DIRECTIVES
1. Rewrite the egg-laying thread between "Thanks. Theyre 6" and "LOVE my chickens!!!", inclusive, with "geese" in place of "ducks".
2. In the egg-laying thread, how many hens does preachergirl09 have, and how many eggs a day is she getting?
3. Write the next part of the egg-laying thread, picking up after its last line.

SELECTED EXCERPT
==============================

# Hens Laying...WooHoo



## preachergirl09 (Aug 19, 2013)

My girls just started laying...i have 10 hens and im getting 4 eggs a day...is that normal amount??


----------



## Bee (Jun 20, 2013)

At this time of year you may not see full rate of lay...but it will increase and you will be overrun with eggs soon.


----------



## 7chicks (Jun 29, 2012)

Yay to first eggs!  Congratulations.


----------



## jmc0319 (Sep 16, 2012)

preachergirl09 said:


> My girls just started laying...i have 10 hens and im getting 4 eggs a day...is that normal amount??


Great news. How old are they?


----------



## preachergirl09 (Aug 19, 2013)

Thanks. Theyre 6 months. I also raise ducks and theyre about 6 mo as well and started laying yesterday. Im so excited!


----------



## preachergirl09 (Aug 19, 2013)

Thanks you guys 4 the input...i just LOVE my chickens!!!


----------



## cluck13 (Jun 14, 2013)

==============================

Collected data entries
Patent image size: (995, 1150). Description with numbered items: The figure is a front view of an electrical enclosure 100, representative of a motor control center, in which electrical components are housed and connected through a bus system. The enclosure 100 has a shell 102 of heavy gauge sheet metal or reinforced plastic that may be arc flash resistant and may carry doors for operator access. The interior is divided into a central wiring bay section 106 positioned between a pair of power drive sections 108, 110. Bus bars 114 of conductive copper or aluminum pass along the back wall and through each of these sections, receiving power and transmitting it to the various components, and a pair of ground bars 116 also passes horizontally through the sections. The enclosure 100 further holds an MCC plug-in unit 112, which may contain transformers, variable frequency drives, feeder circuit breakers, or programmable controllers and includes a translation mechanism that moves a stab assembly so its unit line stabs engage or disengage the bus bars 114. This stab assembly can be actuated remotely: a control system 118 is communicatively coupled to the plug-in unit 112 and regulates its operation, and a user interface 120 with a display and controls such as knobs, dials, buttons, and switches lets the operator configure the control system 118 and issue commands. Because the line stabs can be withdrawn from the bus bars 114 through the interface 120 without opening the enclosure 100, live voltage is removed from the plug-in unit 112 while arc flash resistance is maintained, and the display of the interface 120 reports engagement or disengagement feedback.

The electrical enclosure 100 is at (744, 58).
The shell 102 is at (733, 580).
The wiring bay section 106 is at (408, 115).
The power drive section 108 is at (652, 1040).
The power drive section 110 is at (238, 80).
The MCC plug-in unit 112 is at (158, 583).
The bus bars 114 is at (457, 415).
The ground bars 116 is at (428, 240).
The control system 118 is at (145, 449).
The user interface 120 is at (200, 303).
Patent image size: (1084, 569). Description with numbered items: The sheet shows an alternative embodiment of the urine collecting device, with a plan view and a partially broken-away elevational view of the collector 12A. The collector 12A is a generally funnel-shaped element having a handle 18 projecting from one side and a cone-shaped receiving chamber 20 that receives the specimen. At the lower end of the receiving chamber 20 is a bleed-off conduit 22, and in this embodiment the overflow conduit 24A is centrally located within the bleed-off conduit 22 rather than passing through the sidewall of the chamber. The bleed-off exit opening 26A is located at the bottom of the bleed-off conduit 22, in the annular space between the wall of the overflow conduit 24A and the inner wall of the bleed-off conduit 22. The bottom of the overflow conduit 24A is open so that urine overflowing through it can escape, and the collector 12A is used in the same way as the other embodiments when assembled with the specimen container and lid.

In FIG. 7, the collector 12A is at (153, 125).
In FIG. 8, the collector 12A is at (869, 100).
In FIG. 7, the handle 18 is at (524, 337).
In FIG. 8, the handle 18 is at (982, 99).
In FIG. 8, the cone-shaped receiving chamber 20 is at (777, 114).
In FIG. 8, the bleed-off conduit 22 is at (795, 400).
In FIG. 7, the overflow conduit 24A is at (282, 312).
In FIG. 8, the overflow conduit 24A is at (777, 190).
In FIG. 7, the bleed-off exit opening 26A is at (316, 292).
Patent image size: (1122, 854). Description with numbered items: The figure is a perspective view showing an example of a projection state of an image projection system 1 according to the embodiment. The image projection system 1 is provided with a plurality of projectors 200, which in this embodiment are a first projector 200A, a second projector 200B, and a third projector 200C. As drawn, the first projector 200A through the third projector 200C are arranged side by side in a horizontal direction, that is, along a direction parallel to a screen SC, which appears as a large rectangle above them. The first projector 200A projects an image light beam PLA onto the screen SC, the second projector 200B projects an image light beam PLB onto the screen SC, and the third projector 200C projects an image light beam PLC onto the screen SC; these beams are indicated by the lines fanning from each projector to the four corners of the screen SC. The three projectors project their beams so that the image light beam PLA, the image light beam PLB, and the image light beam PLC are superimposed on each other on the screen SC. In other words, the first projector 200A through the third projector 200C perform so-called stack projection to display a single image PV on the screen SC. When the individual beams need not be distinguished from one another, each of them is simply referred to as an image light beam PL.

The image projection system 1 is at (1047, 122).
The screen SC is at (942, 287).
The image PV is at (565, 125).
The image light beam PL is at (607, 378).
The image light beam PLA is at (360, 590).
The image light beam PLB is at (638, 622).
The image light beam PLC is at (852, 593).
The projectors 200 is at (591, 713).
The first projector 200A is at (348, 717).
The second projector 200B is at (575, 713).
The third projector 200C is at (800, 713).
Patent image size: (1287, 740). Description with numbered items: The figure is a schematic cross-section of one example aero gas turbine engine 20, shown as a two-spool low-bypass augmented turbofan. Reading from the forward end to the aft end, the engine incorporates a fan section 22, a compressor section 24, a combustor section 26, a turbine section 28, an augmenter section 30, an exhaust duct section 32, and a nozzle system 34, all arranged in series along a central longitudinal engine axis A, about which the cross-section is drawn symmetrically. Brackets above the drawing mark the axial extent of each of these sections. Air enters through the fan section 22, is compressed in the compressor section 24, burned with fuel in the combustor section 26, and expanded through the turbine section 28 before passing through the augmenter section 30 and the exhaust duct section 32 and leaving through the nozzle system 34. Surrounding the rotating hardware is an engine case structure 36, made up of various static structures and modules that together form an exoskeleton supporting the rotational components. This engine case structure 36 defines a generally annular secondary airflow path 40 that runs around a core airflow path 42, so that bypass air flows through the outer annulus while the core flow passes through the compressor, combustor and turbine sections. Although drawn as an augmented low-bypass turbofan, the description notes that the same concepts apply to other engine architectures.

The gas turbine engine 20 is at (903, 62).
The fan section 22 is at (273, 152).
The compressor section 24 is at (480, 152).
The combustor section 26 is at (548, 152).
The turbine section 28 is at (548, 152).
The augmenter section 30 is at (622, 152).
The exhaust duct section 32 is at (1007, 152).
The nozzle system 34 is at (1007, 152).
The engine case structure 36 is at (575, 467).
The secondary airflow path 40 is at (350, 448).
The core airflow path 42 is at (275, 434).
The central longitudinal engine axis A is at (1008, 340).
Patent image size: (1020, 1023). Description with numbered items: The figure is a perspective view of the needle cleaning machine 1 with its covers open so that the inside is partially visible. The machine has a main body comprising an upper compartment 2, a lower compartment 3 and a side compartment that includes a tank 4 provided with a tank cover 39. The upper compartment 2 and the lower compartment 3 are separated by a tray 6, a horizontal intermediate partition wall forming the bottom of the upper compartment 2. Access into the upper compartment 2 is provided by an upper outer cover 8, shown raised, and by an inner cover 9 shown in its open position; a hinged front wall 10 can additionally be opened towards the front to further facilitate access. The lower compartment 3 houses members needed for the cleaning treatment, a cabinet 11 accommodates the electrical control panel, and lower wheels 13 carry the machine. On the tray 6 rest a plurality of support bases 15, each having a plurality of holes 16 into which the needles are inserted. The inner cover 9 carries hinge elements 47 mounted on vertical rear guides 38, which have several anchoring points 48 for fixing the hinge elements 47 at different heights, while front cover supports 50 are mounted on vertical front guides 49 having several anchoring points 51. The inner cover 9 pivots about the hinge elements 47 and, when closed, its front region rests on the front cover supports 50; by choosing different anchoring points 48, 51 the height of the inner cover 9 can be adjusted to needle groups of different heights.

==============================

ANSWERS PER TASK
1.
Thanks. Theyre 6 months. I also raise geese and theyre about 6 mo as well and started laying yesterday. Im so excited!


----------



## preachergirl09 (Aug 19, 2013)

Thanks you guys 4 the input...i just LOVE my chickens!!!

2. She has 10 hens and is getting 4 eggs a day.

3.
Great news that your hens have started laying May they continue to reward you, there is nothing better than your own fresh eggs


----------



## preachergirl09 (Aug 19, 2013)

I tottally LOVE my chickns!!!


----------



## jennifer (May 14, 2013)

Congrats! I love the first ones.. Well all of them really! I had one chick that was much younger that the rest. And I got a tiny egg the other day. I know who left me that gift!


----------



## preachergirl09 (Aug 19, 2013)

What i love is ive got 10 hens & they started out laying like 3 eggs per day. Now im getting 6! I just love going out to my pen every day n seeing how many eggs i have....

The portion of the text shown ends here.